#### DATA FOR THIS TASK

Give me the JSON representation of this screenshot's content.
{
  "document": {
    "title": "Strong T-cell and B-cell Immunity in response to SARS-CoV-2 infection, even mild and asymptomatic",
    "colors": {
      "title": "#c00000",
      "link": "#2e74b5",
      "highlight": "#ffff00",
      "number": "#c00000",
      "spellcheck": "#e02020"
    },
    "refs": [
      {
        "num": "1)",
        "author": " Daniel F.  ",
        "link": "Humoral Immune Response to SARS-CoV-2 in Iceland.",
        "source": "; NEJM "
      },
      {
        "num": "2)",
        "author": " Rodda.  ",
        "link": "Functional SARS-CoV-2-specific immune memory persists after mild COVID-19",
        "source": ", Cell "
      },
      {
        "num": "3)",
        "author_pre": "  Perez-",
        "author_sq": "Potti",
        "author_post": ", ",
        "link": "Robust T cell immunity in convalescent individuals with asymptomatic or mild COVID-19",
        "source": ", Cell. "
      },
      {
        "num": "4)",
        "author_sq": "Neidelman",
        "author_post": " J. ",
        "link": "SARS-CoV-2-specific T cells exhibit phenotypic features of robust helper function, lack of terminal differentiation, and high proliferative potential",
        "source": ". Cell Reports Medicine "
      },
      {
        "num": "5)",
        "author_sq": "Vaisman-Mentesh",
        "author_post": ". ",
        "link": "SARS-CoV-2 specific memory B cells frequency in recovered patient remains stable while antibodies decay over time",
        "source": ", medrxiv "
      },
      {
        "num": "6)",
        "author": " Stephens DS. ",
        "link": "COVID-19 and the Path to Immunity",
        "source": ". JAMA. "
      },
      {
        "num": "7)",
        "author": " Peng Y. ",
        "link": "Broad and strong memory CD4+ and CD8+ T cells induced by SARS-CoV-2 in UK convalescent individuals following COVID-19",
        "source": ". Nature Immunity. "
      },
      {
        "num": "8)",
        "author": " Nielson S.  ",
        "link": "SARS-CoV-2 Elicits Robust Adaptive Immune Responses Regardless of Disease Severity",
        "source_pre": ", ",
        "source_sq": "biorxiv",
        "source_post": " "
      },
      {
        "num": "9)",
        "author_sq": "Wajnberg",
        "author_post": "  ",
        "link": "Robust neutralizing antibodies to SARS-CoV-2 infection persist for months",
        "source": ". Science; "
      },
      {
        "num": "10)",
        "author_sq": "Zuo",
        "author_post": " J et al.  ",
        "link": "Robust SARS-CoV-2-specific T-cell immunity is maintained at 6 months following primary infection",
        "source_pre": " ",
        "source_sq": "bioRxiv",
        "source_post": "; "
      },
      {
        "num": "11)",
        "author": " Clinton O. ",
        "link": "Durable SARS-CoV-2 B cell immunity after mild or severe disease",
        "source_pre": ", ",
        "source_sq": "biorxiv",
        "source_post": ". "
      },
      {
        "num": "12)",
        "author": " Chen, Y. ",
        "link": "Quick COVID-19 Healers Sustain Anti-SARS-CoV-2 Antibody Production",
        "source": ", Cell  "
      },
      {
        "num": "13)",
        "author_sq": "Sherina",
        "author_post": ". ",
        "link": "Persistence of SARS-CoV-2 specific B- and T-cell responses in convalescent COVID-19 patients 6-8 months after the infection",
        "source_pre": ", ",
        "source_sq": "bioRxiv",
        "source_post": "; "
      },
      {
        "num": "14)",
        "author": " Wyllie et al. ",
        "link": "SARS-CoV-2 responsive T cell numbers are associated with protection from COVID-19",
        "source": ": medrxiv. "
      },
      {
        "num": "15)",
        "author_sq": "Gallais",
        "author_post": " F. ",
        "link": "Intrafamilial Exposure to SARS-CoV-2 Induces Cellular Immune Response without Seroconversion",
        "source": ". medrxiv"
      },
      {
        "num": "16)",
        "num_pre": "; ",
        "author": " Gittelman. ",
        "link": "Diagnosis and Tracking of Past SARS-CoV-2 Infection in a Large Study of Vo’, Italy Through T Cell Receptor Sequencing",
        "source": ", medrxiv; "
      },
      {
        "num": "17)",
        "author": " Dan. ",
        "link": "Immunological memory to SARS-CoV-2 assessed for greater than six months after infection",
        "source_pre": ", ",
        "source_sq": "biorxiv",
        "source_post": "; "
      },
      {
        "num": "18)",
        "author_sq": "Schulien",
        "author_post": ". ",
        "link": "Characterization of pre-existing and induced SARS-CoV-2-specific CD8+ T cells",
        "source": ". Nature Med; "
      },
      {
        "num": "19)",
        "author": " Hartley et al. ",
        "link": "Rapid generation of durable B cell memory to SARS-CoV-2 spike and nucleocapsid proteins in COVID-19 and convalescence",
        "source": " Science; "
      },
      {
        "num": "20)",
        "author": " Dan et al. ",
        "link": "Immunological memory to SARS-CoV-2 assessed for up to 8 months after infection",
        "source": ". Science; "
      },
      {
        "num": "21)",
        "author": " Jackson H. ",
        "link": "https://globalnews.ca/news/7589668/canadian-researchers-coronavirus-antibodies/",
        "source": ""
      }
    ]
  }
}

########

▶ _ASSIGNMENT_
From the records, copy every line that has the string "individuals" in it.

▶ _EXERCISE RESULT_
        "link": "Robust T cell immunity in convalescent individuals with asymptomatic or mild COVID-19",
        "link": "Broad and strong memory CD4+ and CD8+ T cells induced by SARS-CoV-2 in UK convalescent individuals following COVID-19",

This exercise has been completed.